- ENTRIES PROVIDED -
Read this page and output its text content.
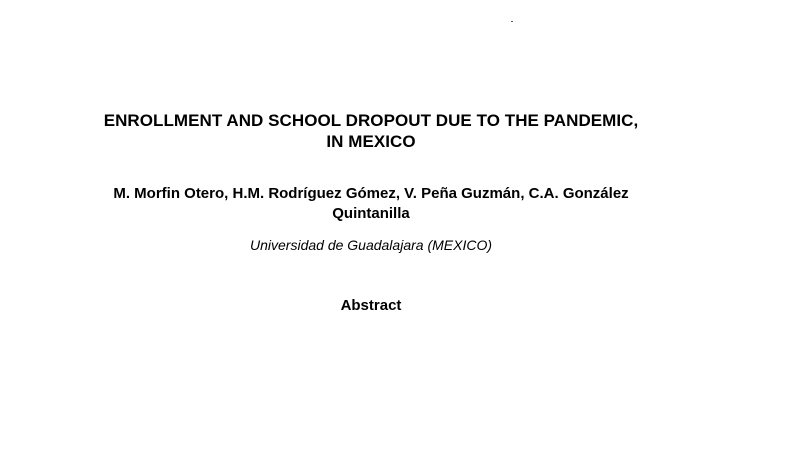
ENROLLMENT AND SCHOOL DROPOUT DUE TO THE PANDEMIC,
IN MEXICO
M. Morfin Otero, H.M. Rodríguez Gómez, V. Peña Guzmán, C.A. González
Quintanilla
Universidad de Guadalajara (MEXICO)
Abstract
--
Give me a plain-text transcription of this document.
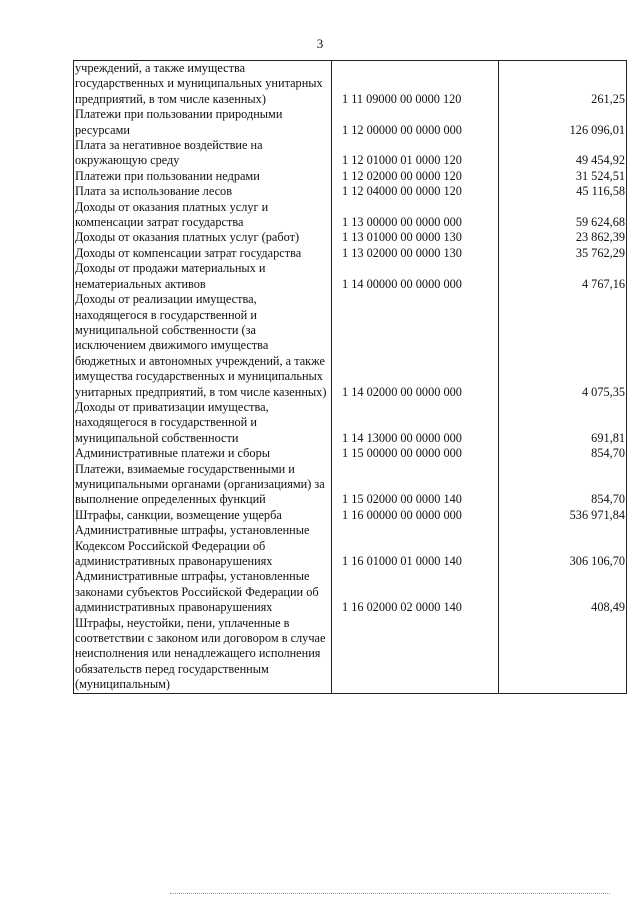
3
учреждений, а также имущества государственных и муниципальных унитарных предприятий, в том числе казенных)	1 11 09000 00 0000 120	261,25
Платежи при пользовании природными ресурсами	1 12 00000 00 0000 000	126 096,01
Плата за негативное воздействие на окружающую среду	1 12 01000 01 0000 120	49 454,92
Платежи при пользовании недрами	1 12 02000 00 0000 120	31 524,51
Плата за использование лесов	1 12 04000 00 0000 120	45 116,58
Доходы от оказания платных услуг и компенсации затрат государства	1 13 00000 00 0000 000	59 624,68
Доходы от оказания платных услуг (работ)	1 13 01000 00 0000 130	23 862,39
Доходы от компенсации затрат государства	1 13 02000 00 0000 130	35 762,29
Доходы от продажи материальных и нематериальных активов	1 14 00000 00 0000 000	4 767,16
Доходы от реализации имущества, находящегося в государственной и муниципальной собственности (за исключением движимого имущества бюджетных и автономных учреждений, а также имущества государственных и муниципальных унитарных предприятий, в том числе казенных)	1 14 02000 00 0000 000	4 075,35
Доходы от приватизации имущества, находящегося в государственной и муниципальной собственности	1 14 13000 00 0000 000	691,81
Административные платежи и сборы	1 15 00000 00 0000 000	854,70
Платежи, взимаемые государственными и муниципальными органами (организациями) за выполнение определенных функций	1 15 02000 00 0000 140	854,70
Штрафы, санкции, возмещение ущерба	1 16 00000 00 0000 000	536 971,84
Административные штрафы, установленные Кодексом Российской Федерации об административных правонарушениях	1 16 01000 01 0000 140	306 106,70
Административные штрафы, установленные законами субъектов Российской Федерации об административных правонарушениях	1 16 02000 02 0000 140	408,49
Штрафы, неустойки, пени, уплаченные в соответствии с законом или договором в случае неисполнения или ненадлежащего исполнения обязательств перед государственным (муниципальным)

- EXERCISE DESCRIPTION -
Going through the records above, state how many lines carry "this", with no other text.

- CORRECT RESULT -
2